Copy the lines holding the word "black", all of them.
# RECORDS start
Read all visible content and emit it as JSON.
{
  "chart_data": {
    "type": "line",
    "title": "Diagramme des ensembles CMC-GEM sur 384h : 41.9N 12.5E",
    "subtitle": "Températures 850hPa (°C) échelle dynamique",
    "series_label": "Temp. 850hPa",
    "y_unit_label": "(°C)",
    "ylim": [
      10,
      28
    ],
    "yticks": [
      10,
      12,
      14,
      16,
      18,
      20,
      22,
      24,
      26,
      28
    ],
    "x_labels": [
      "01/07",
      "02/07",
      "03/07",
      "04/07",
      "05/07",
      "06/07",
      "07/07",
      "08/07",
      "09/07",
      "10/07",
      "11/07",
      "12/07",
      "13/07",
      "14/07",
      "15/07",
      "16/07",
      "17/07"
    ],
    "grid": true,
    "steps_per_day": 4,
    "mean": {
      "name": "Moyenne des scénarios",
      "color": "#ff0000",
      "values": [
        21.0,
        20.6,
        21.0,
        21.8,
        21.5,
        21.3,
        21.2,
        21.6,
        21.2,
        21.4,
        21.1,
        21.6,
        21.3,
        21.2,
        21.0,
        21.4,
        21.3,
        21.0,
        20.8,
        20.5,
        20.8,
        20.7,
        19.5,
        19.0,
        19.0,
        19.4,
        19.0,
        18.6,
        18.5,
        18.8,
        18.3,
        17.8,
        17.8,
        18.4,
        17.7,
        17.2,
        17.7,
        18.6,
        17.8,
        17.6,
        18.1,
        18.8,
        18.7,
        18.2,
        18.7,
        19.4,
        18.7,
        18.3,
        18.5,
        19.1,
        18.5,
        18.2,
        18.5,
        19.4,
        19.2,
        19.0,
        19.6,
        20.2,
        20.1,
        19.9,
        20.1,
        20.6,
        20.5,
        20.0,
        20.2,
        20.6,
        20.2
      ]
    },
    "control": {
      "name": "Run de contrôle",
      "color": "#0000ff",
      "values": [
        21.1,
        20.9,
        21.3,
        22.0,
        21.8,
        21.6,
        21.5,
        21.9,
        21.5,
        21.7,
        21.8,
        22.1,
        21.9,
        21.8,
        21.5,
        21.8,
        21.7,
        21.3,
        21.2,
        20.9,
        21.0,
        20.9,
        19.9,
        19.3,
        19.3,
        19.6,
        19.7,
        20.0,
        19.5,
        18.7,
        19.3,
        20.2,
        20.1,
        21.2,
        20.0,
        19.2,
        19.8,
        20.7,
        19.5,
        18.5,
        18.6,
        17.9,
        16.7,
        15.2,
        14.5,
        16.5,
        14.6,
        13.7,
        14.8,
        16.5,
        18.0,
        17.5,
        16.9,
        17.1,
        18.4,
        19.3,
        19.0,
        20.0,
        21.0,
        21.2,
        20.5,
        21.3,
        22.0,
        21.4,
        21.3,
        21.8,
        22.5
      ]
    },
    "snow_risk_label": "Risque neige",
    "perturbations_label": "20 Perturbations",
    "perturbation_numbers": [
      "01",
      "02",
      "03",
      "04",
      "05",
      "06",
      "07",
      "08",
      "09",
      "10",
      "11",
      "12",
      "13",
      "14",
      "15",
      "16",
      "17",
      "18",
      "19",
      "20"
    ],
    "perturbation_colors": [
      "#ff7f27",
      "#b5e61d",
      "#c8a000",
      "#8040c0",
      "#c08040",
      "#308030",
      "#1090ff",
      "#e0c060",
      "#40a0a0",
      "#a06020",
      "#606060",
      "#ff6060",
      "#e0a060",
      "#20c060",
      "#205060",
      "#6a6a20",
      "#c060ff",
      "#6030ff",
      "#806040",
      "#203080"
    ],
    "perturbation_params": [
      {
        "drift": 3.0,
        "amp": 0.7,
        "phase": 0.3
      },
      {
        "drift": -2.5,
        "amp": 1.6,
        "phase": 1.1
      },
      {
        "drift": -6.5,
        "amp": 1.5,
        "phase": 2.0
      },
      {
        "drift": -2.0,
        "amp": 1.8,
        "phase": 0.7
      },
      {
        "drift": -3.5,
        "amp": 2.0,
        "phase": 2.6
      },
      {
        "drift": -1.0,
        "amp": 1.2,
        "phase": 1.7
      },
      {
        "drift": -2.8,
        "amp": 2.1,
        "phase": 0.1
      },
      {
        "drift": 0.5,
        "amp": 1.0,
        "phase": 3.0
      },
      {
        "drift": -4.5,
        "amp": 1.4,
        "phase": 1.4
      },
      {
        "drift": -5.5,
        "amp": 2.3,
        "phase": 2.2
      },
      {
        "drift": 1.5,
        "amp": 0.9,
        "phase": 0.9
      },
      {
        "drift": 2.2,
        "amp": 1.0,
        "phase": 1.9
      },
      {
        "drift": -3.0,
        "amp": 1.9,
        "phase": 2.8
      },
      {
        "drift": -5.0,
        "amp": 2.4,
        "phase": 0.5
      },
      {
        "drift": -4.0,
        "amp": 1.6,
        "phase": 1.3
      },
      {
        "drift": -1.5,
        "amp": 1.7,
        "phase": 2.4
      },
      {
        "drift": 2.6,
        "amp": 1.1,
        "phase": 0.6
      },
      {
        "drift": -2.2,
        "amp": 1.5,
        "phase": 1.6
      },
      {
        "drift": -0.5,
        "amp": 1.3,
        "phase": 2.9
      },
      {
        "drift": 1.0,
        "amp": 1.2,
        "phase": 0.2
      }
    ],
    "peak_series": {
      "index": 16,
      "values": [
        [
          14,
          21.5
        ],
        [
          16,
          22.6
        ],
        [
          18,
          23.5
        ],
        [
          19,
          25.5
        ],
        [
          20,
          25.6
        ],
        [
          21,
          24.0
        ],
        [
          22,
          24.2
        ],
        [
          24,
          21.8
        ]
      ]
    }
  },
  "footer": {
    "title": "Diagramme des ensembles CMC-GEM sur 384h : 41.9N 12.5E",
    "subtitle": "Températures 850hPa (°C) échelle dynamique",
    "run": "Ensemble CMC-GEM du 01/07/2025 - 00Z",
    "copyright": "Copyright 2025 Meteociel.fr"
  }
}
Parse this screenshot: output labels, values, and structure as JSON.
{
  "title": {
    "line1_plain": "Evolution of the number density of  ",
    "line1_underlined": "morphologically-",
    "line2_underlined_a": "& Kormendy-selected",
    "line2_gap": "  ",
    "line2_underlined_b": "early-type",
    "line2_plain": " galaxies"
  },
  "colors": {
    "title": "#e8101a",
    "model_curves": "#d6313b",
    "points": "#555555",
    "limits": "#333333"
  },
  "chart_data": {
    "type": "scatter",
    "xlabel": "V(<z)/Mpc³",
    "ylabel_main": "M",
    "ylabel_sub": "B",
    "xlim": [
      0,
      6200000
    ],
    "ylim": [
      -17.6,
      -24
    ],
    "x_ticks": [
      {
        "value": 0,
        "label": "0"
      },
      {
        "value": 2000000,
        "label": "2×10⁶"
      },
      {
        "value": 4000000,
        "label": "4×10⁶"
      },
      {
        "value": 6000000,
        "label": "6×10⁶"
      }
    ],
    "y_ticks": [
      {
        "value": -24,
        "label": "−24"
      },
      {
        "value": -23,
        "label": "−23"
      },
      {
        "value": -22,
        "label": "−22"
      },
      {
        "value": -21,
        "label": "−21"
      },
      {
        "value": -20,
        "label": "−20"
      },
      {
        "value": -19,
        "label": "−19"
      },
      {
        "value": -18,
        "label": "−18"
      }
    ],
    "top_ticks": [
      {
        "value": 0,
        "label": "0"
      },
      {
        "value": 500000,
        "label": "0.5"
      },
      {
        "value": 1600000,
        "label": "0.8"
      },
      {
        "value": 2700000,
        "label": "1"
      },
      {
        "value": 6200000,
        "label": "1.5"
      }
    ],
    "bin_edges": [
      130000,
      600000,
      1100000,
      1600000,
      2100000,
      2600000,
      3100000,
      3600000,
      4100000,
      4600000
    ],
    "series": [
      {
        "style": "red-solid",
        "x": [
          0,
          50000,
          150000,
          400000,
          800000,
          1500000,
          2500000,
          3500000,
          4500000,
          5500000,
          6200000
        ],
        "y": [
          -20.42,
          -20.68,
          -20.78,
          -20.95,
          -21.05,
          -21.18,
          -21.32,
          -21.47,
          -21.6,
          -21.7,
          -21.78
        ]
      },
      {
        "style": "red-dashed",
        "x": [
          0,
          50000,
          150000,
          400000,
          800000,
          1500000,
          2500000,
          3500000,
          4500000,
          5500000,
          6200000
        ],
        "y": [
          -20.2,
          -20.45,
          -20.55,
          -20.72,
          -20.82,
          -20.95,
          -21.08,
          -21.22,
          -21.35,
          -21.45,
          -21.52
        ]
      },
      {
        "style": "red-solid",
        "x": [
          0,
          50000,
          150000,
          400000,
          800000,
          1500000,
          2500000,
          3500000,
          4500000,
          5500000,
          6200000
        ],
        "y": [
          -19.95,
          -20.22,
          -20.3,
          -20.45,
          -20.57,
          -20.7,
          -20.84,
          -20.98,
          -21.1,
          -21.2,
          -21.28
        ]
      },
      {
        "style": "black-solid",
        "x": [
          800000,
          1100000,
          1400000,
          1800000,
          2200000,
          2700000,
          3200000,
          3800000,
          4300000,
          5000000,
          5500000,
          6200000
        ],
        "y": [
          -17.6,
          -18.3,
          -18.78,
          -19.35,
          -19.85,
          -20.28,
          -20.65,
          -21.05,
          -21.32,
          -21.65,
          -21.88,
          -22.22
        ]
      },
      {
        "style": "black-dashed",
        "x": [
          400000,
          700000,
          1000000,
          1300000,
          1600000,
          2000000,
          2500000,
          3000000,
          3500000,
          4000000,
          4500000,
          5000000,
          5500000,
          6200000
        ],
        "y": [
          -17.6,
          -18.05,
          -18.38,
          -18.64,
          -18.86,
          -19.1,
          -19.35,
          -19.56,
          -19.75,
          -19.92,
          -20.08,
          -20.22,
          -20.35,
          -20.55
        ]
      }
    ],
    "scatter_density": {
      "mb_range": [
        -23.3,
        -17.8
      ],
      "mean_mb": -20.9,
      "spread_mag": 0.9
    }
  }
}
# RECORDS end
◆ **THE OUTPUT**
        "style": "black-solid",
        "style": "black-dashed",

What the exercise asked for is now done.